>> START

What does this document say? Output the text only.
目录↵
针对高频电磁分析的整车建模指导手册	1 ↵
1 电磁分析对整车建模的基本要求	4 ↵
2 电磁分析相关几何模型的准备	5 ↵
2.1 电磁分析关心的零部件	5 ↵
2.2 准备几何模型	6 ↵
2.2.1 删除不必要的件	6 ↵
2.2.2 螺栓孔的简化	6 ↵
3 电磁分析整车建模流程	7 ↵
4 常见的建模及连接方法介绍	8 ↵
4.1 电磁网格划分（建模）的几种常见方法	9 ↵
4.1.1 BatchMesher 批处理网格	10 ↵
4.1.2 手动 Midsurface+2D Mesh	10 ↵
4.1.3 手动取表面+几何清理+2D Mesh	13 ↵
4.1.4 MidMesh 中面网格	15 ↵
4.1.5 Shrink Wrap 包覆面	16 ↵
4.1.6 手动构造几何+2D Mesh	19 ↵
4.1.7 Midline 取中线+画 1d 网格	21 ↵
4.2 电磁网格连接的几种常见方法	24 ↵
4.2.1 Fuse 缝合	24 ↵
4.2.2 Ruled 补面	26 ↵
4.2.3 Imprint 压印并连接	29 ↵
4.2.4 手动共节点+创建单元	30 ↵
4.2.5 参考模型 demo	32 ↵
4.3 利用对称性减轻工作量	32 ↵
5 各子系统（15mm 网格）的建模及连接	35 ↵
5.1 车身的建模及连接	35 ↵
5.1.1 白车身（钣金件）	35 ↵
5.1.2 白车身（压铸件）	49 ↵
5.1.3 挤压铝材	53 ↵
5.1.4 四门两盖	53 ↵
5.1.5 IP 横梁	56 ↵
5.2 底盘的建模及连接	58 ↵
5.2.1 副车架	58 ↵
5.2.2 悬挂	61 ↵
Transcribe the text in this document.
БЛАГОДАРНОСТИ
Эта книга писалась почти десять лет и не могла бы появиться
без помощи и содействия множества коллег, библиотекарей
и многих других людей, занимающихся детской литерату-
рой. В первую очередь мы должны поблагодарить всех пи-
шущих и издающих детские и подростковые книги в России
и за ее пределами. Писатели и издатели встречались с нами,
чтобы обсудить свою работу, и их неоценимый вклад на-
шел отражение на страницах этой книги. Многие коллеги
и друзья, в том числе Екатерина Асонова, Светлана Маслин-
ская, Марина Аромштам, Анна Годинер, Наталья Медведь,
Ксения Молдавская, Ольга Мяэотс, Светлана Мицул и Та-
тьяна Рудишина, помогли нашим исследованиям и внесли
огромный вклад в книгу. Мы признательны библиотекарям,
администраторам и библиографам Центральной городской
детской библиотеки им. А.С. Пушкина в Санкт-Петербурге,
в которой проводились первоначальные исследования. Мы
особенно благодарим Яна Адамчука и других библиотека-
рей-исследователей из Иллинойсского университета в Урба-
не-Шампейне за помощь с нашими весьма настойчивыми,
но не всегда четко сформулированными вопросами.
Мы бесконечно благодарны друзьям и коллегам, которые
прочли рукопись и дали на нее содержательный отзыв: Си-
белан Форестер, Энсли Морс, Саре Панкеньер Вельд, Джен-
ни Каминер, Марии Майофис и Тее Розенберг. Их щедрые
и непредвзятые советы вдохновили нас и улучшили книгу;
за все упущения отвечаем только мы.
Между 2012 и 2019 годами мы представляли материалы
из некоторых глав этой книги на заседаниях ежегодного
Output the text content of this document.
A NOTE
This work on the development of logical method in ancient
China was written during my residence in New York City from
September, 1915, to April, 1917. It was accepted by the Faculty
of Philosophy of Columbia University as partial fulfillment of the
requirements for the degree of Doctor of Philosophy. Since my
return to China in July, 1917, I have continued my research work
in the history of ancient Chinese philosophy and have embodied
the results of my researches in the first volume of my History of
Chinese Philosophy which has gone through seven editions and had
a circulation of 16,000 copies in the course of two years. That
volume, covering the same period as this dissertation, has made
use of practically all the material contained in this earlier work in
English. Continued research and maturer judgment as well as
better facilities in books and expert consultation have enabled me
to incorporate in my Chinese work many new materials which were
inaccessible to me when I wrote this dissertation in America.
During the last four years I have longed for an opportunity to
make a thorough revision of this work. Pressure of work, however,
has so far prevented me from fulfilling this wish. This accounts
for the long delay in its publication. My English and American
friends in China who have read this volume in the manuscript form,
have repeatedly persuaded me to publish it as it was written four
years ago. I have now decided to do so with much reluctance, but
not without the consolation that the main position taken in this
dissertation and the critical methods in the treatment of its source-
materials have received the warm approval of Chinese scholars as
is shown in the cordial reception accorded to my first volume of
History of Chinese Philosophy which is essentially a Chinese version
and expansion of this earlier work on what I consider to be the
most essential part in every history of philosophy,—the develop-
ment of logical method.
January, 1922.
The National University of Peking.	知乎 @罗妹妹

>> END

#### What you need to do:
Print out every entry, keeping each one exact.

#### Final answer:
What does this document say? Output the text only.
目录↵
针对高频电磁分析的整车建模指导手册	1 ↵
1 电磁分析对整车建模的基本要求	4 ↵
2 电磁分析相关几何模型的准备	5 ↵
2.1 电磁分析关心的零部件	5 ↵
2.2 准备几何模型	6 ↵
2.2.1 删除不必要的件	6 ↵
2.2.2 螺栓孔的简化	6 ↵
3 电磁分析整车建模流程	7 ↵
4 常见的建模及连接方法介绍	8 ↵
4.1 电磁网格划分（建模）的几种常见方法	9 ↵
4.1.1 BatchMesher 批处理网格	10 ↵
4.1.2 手动 Midsurface+2D Mesh	10 ↵
4.1.3 手动取表面+几何清理+2D Mesh	13 ↵
4.1.4 MidMesh 中面网格	15 ↵
4.1.5 Shrink Wrap 包覆面	16 ↵
4.1.6 手动构造几何+2D Mesh	19 ↵
4.1.7 Midline 取中线+画 1d 网格	21 ↵
4.2 电磁网格连接的几种常见方法	24 ↵
4.2.1 Fuse 缝合	24 ↵
4.2.2 Ruled 补面	26 ↵
4.2.3 Imprint 压印并连接	29 ↵
4.2.4 手动共节点+创建单元	30 ↵
4.2.5 参考模型 demo	32 ↵
4.3 利用对称性减轻工作量	32 ↵
5 各子系统（15mm 网格）的建模及连接	35 ↵
5.1 车身的建模及连接	35 ↵
5.1.1 白车身（钣金件）	35 ↵
5.1.2 白车身（压铸件）	49 ↵
5.1.3 挤压铝材	53 ↵
5.1.4 四门两盖	53 ↵
5.1.5 IP 横梁	56 ↵
5.2 底盘的建模及连接	58 ↵
5.2.1 副车架	58 ↵
5.2.2 悬挂	61 ↵
Transcribe the text in this document.
БЛАГОДАРНОСТИ
Эта книга писалась почти десять лет и не могла бы появиться
без помощи и содействия множества коллег, библиотекарей
и многих других людей, занимающихся детской литерату-
рой. В первую очередь мы должны поблагодарить всех пи-
шущих и издающих детские и подростковые книги в России
и за ее пределами. Писатели и издатели встречались с нами,
чтобы обсудить свою работу, и их неоценимый вклад на-
шел отражение на страницах этой книги. Многие коллеги
и друзья, в том числе Екатерина Асонова, Светлана Маслин-
ская, Марина Аромштам, Анна Годинер, Наталья Медведь,
Ксения Молдавская, Ольга Мяэотс, Светлана Мицул и Та-
тьяна Рудишина, помогли нашим исследованиям и внесли
огромный вклад в книгу. Мы признательны библиотекарям,
администраторам и библиографам Центральной городской
детской библиотеки им. А.С. Пушкина в Санкт-Петербурге,
в которой проводились первоначальные исследования. Мы
особенно благодарим Яна Адамчука и других библиотека-
рей-исследователей из Иллинойсского университета в Урба-
не-Шампейне за помощь с нашими весьма настойчивыми,
но не всегда четко сформулированными вопросами.
Мы бесконечно благодарны друзьям и коллегам, которые
прочли рукопись и дали на нее содержательный отзыв: Си-
белан Форестер, Энсли Морс, Саре Панкеньер Вельд, Джен-
ни Каминер, Марии Майофис и Тее Розенберг. Их щедрые
и непредвзятые советы вдохновили нас и улучшили книгу;
за все упущения отвечаем только мы.
Между 2012 и 2019 годами мы представляли материалы
из некоторых глав этой книги на заседаниях ежегодного
Output the text content of this document.
A NOTE
This work on the development of logical method in ancient
China was written during my residence in New York City from
September, 1915, to April, 1917. It was accepted by the Faculty
of Philosophy of Columbia University as partial fulfillment of the
requirements for the degree of Doctor of Philosophy. Since my
return to China in July, 1917, I have continued my research work
in the history of ancient Chinese philosophy and have embodied
the results of my researches in the first volume of my History of
Chinese Philosophy which has gone through seven editions and had
a circulation of 16,000 copies in the course of two years. That
volume, covering the same period as this dissertation, has made
use of practically all the material contained in this earlier work in
English. Continued research and maturer judgment as well as
better facilities in books and expert consultation have enabled me
to incorporate in my Chinese work many new materials which were
inaccessible to me when I wrote this dissertation in America.
During the last four years I have longed for an opportunity to
make a thorough revision of this work. Pressure of work, however,
has so far prevented me from fulfilling this wish. This accounts
for the long delay in its publication. My English and American
friends in China who have read this volume in the manuscript form,
have repeatedly persuaded me to publish it as it was written four
years ago. I have now decided to do so with much reluctance, but
not without the consolation that the main position taken in this
dissertation and the critical methods in the treatment of its source-
materials have received the warm approval of Chinese scholars as
is shown in the cordial reception accorded to my first volume of
History of Chinese Philosophy which is essentially a Chinese version
and expansion of this earlier work on what I consider to be the
most essential part in every history of philosophy,—the develop-
ment of logical method.
January, 1922.
The National University of Peking.	知乎 @罗妹妹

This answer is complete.